» PROBLEM STATEMENT:
Substitute "control circuit" for every "sequencing circuit" in the lines below and give them again, with nothing else changed and the pictures left out.

» DATA ROWS:
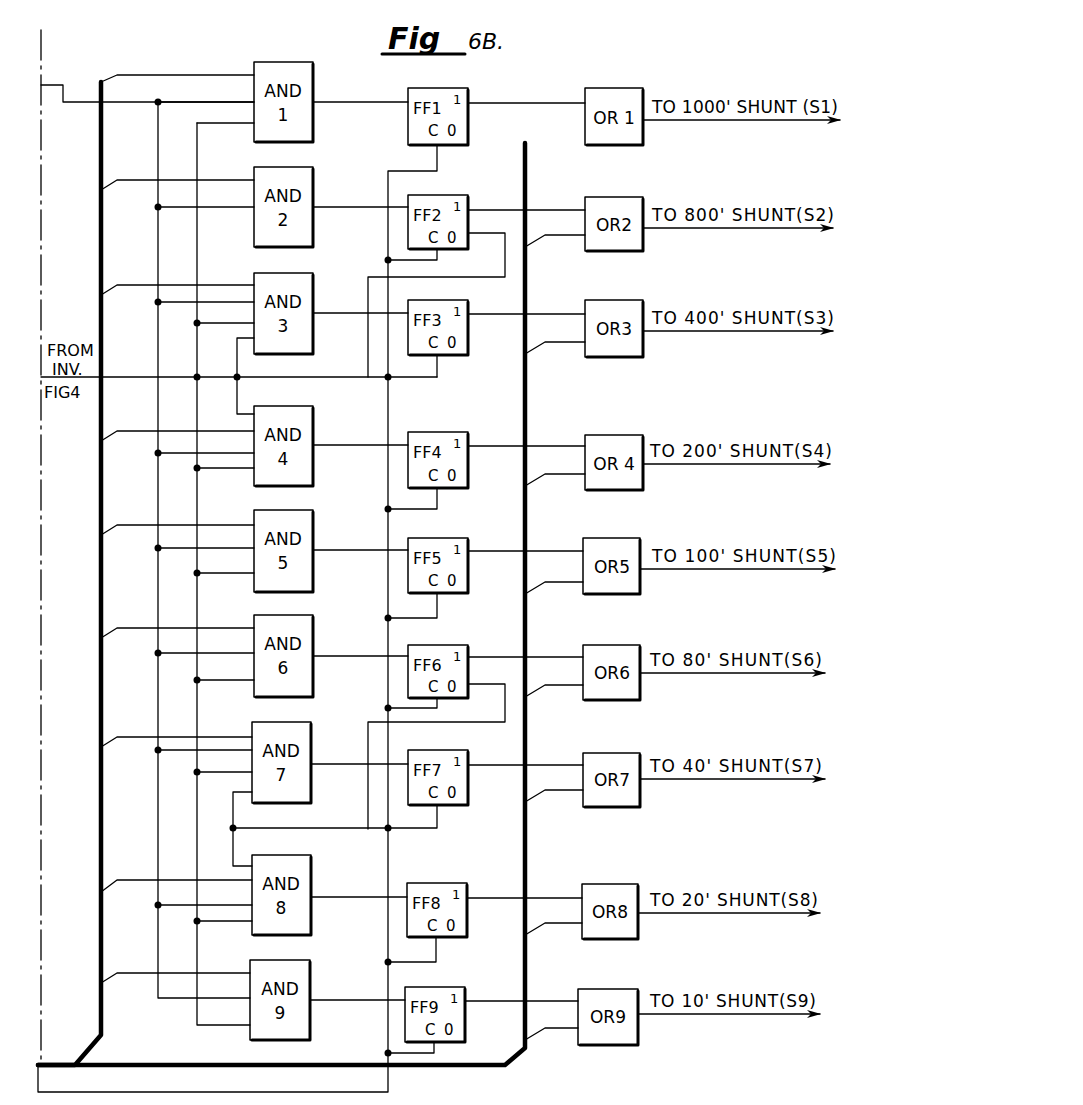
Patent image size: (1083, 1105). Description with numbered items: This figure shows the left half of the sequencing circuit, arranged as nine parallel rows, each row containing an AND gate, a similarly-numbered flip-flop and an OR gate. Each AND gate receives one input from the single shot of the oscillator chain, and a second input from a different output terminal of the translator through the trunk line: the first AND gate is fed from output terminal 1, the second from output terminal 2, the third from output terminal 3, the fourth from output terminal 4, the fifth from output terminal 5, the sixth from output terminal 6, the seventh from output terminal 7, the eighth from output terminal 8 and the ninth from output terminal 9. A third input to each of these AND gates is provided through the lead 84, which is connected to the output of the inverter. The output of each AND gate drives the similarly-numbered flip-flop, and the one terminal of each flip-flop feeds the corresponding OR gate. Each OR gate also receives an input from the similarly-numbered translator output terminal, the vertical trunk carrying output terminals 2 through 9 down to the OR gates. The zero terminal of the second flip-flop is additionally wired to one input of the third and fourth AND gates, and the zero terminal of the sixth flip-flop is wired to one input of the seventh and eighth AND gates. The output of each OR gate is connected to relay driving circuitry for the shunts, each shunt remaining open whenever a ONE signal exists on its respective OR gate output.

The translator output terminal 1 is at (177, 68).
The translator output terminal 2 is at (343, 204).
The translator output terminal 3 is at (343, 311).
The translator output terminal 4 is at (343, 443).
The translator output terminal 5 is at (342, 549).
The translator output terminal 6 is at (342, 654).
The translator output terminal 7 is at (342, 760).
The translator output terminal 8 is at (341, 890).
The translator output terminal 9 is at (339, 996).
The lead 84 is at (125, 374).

» RESPONSE FOR THIS EXERCISE:
Patent image size: (1083, 1105). Description with numbered items: This figure shows the left half of the control circuit, arranged as nine parallel rows, each row containing an AND gate, a similarly-numbered flip-flop and an OR gate. Each AND gate receives one input from the single shot of the oscillator chain, and a second input from a different output terminal of the translator through the trunk line: the first AND gate is fed from output terminal 1, the second from output terminal 2, the third from output terminal 3, the fourth from output terminal 4, the fifth from output terminal 5, the sixth from output terminal 6, the seventh from output terminal 7, the eighth from output terminal 8 and the ninth from output terminal 9. A third input to each of these AND gates is provided through the lead 84, which is connected to the output of the inverter. The output of each AND gate drives the similarly-numbered flip-flop, and the one terminal of each flip-flop feeds the corresponding OR gate. Each OR gate also receives an input from the similarly-numbered translator output terminal, the vertical trunk carrying output terminals 2 through 9 down to the OR gates. The zero terminal of the second flip-flop is additionally wired to one input of the third and fourth AND gates, and the zero terminal of the sixth flip-flop is wired to one input of the seventh and eighth AND gates. The output of each OR gate is connected to relay driving circuitry for the shunts, each shunt remaining open whenever a ONE signal exists on its respective OR gate output.

The translator output terminal 1 is at (177, 68).
The translator output terminal 2 is at (343, 204).
The translator output terminal 3 is at (343, 311).
The translator output terminal 4 is at (343, 443).
The translator output terminal 5 is at (342, 549).
The translator output terminal 6 is at (342, 654).
The translator output terminal 7 is at (342, 760).
The translator output terminal 8 is at (341, 890).
The translator output terminal 9 is at (339, 996).
The lead 84 is at (125, 374).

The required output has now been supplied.